Filter these entries, keeping only lines that hold the word "design".
********************
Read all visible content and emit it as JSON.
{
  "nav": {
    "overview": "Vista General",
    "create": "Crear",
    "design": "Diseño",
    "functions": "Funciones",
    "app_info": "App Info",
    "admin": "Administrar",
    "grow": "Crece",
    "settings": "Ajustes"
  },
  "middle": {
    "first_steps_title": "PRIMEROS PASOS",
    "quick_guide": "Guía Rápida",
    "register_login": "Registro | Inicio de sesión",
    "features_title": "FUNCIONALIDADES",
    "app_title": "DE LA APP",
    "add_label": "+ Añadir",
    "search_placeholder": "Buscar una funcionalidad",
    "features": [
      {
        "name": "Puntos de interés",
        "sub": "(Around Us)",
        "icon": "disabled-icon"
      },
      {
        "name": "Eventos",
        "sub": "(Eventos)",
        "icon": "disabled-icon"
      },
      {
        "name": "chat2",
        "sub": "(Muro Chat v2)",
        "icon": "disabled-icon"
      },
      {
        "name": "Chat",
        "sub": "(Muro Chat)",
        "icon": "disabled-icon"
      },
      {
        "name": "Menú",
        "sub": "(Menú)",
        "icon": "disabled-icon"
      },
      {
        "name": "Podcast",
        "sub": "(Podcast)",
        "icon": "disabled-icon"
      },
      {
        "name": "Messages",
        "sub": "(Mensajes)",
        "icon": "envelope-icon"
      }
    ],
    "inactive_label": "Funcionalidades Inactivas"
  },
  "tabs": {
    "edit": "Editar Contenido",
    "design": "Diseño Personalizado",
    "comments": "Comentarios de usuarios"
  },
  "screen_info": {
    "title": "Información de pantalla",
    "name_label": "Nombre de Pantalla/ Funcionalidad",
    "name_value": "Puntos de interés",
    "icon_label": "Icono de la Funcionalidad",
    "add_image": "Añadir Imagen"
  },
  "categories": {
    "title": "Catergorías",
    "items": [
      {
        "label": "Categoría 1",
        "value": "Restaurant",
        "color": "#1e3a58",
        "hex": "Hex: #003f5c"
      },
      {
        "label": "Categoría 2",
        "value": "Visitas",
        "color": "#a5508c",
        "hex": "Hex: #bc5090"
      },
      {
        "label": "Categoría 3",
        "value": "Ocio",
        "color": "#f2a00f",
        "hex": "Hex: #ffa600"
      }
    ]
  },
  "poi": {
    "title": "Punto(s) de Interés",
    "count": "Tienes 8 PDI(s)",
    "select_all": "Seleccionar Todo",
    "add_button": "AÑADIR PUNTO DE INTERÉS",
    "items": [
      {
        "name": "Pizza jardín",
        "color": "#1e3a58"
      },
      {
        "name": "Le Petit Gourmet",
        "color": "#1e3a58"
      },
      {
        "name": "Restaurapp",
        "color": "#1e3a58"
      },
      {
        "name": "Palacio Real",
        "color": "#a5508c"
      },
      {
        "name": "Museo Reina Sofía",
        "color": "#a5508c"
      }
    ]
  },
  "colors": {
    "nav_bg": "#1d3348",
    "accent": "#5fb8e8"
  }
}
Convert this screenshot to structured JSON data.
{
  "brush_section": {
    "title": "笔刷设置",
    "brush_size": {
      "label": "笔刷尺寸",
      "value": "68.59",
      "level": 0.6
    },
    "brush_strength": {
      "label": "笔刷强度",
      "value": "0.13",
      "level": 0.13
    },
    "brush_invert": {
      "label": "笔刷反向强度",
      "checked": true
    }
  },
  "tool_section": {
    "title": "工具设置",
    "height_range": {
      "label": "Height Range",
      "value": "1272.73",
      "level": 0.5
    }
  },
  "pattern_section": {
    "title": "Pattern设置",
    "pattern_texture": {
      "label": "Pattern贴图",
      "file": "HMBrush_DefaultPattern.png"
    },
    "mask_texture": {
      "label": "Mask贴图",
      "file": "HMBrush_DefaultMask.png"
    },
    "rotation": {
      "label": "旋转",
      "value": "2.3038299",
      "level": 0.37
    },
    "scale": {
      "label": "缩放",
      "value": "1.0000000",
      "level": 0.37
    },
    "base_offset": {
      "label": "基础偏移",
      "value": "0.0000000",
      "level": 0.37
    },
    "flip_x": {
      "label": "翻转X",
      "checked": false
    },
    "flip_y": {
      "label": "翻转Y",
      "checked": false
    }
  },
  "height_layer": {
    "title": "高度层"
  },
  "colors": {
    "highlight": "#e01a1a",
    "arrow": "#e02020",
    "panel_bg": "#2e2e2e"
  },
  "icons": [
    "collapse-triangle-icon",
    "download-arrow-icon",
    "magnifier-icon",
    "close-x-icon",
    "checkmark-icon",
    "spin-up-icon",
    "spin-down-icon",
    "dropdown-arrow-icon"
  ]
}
********************
Response below
    "design": "Diseño",
    "design": "Diseño Personalizado",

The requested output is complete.